__JOB__. Check each line of the material below, and copy it if it holds the string "поддержки".

__GIVEN RECORDS__.
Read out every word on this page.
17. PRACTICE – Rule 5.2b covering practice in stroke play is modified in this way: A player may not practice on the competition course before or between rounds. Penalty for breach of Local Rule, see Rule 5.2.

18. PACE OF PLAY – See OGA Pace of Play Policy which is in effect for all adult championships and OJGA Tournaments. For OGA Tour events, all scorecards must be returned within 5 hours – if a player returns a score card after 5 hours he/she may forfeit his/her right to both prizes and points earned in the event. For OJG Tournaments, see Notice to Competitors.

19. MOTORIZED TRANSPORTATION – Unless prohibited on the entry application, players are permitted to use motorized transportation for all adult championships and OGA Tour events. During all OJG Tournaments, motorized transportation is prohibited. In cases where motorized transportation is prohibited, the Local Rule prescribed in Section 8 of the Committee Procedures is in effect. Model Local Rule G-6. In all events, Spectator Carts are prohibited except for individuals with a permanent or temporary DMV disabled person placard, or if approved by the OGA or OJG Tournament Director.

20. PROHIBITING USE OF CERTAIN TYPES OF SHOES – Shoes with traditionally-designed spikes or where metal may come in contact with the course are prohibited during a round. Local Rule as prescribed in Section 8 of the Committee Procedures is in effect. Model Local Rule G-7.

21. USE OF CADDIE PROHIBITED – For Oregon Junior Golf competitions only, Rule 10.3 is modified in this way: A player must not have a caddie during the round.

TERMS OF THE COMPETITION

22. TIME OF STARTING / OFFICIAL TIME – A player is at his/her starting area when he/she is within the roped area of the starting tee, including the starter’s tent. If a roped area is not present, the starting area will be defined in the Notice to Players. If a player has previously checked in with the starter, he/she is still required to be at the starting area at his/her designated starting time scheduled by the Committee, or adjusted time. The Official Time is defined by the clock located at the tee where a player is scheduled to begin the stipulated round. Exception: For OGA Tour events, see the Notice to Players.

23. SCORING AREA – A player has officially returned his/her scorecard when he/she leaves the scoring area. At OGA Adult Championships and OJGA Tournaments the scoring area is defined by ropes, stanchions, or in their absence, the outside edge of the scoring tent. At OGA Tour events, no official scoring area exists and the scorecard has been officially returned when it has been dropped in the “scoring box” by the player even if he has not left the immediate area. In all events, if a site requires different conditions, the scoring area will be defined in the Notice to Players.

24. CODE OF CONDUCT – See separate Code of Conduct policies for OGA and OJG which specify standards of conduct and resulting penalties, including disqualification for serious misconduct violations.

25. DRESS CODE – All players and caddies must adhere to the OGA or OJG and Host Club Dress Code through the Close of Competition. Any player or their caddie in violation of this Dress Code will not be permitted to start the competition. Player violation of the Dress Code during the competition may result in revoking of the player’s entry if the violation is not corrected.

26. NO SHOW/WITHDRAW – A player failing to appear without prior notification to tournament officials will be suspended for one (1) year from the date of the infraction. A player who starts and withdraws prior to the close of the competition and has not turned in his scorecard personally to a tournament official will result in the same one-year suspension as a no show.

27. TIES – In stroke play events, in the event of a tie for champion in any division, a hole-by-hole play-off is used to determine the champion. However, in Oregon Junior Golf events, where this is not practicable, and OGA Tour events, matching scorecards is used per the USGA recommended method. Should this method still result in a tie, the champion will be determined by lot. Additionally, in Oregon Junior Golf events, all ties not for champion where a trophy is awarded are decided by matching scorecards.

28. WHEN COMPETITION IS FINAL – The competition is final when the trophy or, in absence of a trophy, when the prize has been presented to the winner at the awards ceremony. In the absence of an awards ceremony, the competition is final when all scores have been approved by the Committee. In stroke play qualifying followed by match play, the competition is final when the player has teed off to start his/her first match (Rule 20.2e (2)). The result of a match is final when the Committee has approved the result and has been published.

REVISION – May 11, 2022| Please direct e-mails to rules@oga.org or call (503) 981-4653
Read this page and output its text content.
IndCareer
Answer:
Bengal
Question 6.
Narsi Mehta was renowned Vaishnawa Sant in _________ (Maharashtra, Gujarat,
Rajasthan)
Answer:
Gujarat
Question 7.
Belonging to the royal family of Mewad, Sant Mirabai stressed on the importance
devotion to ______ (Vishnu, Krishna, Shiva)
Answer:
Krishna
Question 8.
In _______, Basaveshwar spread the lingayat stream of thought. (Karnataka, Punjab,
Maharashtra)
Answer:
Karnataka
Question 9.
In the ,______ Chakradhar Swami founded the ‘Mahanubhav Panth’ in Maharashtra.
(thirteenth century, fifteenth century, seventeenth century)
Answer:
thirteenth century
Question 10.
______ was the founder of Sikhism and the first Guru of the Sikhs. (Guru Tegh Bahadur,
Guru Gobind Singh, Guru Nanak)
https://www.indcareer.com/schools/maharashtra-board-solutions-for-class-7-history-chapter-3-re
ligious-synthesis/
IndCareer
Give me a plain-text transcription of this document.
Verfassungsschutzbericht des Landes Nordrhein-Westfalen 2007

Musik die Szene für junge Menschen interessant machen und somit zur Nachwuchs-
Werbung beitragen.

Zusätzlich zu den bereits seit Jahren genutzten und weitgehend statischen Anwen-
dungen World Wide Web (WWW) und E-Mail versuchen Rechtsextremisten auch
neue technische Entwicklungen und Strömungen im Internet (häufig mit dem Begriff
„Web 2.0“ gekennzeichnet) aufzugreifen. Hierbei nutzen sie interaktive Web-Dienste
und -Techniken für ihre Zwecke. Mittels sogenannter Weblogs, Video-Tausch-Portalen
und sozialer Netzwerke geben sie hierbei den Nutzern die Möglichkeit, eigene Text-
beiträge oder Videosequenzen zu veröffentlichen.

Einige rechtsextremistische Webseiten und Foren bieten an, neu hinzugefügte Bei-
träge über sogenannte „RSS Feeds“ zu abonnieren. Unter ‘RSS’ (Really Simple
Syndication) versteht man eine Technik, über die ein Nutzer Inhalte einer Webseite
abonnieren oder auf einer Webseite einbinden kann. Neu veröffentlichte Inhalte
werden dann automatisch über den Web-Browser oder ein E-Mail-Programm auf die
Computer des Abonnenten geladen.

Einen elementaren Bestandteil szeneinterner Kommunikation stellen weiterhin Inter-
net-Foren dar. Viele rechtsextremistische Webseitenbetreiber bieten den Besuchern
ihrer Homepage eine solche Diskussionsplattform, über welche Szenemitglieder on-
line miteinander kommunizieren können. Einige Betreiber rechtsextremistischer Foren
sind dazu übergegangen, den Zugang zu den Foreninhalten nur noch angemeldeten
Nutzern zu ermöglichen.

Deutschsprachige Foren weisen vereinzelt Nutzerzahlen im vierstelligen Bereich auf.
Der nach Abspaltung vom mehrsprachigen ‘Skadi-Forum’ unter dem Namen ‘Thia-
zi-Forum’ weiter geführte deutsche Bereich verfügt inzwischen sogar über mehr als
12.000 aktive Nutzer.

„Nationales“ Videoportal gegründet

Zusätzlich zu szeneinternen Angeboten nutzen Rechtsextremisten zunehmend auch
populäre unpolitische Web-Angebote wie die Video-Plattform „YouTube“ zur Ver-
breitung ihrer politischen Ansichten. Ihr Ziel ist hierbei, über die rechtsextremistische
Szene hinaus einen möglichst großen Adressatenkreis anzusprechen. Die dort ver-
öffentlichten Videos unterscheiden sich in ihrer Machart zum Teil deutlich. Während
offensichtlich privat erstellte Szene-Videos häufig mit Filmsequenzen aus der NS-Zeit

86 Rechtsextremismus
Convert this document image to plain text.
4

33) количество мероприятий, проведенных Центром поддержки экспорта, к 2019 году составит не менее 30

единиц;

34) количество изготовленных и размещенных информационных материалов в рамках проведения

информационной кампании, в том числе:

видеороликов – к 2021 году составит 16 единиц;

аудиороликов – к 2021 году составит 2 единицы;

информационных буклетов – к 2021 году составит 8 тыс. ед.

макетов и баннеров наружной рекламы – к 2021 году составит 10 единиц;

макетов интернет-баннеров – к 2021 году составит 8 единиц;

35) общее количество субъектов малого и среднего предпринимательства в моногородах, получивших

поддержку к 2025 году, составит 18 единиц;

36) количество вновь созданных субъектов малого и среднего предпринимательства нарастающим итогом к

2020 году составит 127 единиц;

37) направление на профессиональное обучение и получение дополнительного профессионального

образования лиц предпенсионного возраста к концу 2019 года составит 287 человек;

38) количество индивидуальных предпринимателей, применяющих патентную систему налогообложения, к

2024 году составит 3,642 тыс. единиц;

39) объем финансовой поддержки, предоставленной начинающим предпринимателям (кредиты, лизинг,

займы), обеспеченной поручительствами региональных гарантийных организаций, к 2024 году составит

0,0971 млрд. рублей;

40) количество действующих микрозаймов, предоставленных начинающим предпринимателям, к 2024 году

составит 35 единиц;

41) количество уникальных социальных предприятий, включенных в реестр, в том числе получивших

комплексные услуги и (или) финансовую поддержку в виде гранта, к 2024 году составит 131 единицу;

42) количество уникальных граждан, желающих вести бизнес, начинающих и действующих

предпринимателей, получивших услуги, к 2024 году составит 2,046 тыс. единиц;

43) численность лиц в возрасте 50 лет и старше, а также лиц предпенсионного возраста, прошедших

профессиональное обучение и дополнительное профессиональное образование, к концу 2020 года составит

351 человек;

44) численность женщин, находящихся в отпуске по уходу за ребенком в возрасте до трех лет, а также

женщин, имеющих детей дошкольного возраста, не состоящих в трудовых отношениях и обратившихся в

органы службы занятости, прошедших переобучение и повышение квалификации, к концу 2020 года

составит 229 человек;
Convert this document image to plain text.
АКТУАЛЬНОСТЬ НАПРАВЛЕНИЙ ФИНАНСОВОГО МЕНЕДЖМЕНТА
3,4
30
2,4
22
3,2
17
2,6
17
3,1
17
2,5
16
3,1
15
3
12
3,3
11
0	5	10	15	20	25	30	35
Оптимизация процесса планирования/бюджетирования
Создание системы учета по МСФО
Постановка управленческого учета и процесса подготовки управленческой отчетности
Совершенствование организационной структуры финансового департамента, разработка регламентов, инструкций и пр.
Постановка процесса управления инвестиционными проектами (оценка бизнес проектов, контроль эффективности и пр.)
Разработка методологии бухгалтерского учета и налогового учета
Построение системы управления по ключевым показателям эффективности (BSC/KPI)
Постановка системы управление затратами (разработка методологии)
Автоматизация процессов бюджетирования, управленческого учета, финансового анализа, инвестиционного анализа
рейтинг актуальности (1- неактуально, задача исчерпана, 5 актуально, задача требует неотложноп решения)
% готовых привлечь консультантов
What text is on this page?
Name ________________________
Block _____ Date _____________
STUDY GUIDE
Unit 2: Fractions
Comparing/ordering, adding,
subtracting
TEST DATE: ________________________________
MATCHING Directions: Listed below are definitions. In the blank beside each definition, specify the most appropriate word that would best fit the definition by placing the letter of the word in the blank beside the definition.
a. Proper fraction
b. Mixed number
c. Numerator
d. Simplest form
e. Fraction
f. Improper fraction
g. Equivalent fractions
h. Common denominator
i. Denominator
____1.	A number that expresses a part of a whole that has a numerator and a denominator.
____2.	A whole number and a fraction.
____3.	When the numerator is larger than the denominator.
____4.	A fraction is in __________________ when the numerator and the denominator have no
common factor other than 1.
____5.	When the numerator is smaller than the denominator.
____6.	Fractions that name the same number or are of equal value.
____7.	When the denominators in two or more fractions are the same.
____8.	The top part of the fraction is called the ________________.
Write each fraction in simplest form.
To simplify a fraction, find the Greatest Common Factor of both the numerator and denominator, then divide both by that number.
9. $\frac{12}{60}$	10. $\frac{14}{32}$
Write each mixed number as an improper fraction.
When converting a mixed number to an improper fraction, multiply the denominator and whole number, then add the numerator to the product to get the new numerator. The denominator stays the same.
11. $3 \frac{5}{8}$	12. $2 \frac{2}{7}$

__ANSWER__.
33) количество мероприятий, проведенных Центром поддержки экспорта, к 2019 году составит не менее 30
39) объем финансовой поддержки, предоставленной начинающим предпринимателям (кредиты, лизинг,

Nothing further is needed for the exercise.